▶ [Stated task]
Can you write out, word for word, every line of the data below, from the line containing "305, 704, 365]" down to the line containing "question-2-text: 2. Relaciona", with both of those lines included?

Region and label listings
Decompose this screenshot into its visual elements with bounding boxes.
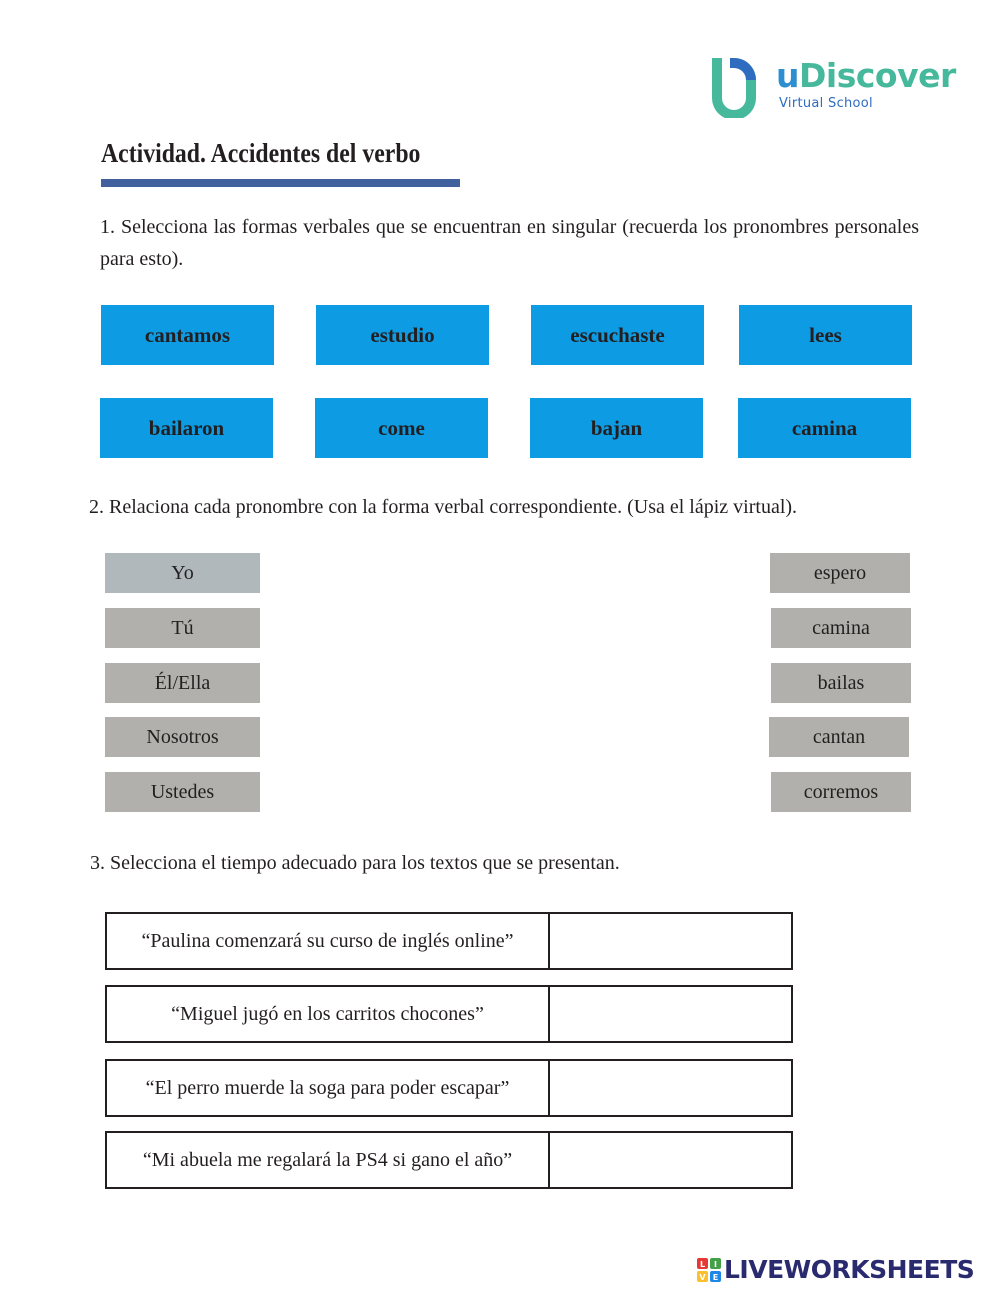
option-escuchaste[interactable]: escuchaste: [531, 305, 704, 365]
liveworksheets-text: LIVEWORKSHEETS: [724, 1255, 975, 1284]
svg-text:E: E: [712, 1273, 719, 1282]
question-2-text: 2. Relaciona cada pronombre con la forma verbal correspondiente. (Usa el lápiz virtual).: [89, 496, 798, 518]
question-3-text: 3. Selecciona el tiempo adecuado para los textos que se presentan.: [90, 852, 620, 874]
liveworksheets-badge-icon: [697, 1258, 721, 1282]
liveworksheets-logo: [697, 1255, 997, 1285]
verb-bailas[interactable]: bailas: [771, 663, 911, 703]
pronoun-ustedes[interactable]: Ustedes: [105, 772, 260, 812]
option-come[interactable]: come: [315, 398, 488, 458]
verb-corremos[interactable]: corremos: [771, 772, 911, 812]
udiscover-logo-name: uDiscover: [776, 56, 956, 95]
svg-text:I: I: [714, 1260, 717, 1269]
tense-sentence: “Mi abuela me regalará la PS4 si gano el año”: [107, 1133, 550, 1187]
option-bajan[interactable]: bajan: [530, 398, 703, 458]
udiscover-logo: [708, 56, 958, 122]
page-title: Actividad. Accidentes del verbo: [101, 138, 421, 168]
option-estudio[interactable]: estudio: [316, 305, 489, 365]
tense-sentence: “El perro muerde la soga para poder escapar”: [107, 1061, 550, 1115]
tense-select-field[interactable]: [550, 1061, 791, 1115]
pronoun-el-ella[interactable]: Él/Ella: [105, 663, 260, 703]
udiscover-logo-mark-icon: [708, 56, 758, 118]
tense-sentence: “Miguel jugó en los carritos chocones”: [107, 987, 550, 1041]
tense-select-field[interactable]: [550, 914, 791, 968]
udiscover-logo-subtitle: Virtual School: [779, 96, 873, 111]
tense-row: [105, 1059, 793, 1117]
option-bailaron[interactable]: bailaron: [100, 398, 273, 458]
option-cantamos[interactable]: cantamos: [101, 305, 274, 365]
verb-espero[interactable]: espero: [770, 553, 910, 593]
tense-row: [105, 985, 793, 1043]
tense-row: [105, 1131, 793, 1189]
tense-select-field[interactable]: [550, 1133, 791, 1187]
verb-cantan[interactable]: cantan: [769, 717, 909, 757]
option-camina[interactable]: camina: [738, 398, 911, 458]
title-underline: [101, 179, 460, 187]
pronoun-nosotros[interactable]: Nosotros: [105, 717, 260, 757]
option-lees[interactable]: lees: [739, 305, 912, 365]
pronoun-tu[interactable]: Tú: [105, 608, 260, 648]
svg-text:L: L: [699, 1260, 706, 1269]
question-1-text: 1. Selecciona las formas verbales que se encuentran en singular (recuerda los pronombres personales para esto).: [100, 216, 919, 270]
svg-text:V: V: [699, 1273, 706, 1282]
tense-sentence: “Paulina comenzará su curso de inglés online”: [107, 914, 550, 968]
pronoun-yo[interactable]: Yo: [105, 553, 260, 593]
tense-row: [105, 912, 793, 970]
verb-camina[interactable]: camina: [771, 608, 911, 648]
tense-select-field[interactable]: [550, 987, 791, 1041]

▶ [Response]
option-escuchaste[interactable]: escuchaste: [531, 305, 704, 365]
liveworksheets-text: LIVEWORKSHEETS: [724, 1255, 975, 1284]
svg-text:E: E: [712, 1273, 719, 1282]
question-2-text: 2. Relaciona cada pronombre con la forma verbal correspondiente. (Usa el lápiz virtual).: [89, 496, 798, 518]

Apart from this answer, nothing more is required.